**What the exercise asks**
Below is a listing; write it out exactly and drop any images from it.

**Supplied information**
▼

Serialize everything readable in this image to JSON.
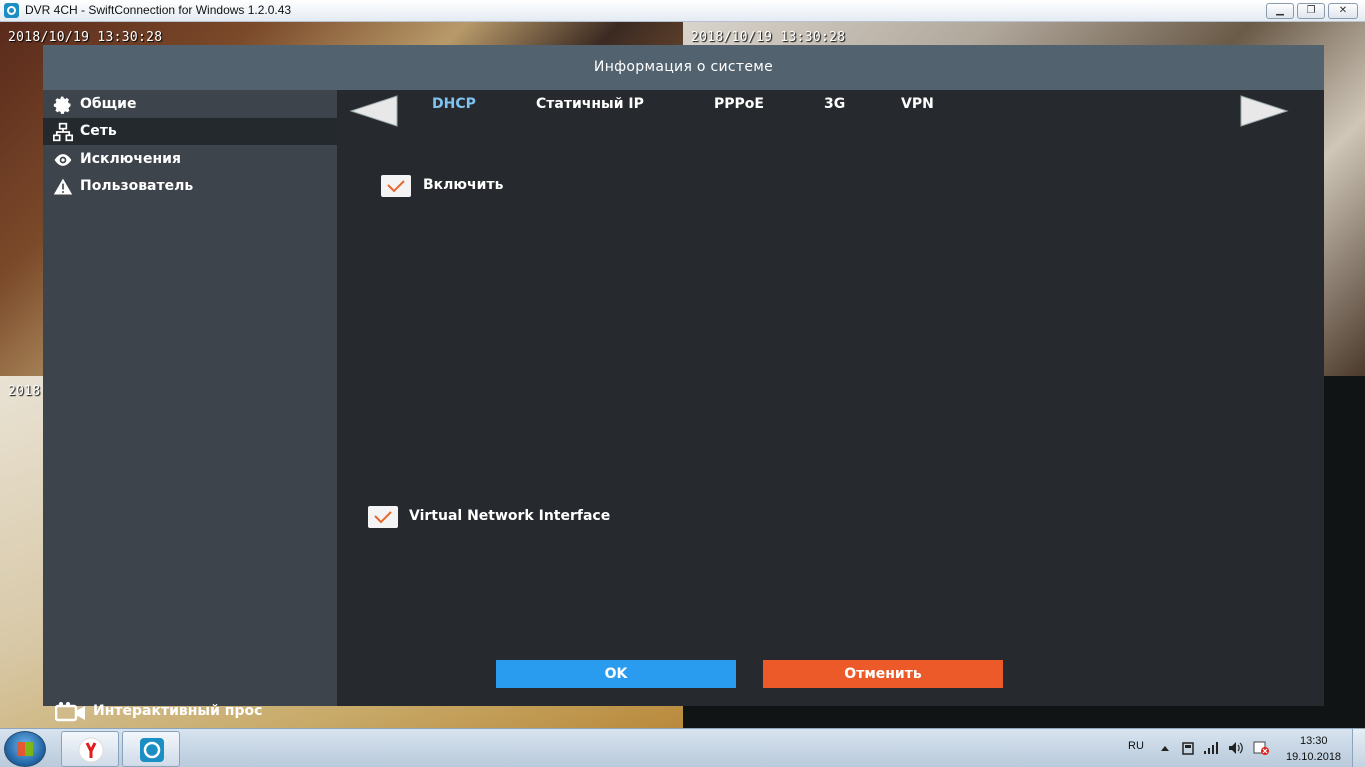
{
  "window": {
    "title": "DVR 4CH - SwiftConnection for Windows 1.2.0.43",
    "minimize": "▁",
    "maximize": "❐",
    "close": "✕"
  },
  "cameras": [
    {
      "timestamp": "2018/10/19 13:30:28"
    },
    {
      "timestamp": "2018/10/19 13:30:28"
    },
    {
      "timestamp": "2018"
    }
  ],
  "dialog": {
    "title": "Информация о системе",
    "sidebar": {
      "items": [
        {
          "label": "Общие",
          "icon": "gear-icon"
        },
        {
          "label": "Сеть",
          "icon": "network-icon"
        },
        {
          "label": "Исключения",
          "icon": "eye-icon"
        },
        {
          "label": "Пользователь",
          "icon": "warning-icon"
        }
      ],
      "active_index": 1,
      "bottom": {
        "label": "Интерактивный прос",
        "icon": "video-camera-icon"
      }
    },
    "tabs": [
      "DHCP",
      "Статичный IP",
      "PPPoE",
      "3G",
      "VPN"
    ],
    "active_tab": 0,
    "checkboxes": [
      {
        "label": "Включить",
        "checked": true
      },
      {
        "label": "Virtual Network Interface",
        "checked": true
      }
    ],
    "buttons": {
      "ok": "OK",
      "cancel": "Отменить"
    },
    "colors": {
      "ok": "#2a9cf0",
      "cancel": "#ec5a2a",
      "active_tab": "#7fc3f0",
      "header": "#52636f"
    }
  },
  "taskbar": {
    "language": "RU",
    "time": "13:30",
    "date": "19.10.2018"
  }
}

▲

**Exercise output**
Serialize everything readable in this image to JSON.
{
  "window": {
    "title": "DVR 4CH - SwiftConnection for Windows 1.2.0.43",
    "minimize": "▁",
    "maximize": "❐",
    "close": "✕"
  },
  "cameras": [
    {
      "timestamp": "2018/10/19 13:30:28"
    },
    {
      "timestamp": "2018/10/19 13:30:28"
    },
    {
      "timestamp": "2018"
    }
  ],
  "dialog": {
    "title": "Информация о системе",
    "sidebar": {
      "items": [
        {
          "label": "Общие",
          "icon": "gear-icon"
        },
        {
          "label": "Сеть",
          "icon": "network-icon"
        },
        {
          "label": "Исключения",
          "icon": "eye-icon"
        },
        {
          "label": "Пользователь",
          "icon": "warning-icon"
        }
      ],
      "active_index": 1,
      "bottom": {
        "label": "Интерактивный прос",
        "icon": "video-camera-icon"
      }
    },
    "tabs": [
      "DHCP",
      "Статичный IP",
      "PPPoE",
      "3G",
      "VPN"
    ],
    "active_tab": 0,
    "checkboxes": [
      {
        "label": "Включить",
        "checked": true
      },
      {
        "label": "Virtual Network Interface",
        "checked": true
      }
    ],
    "buttons": {
      "ok": "OK",
      "cancel": "Отменить"
    },
    "colors": {
      "ok": "#2a9cf0",
      "cancel": "#ec5a2a",
      "active_tab": "#7fc3f0",
      "header": "#52636f"
    }
  },
  "taskbar": {
    "language": "RU",
    "time": "13:30",
    "date": "19.10.2018"
  }
}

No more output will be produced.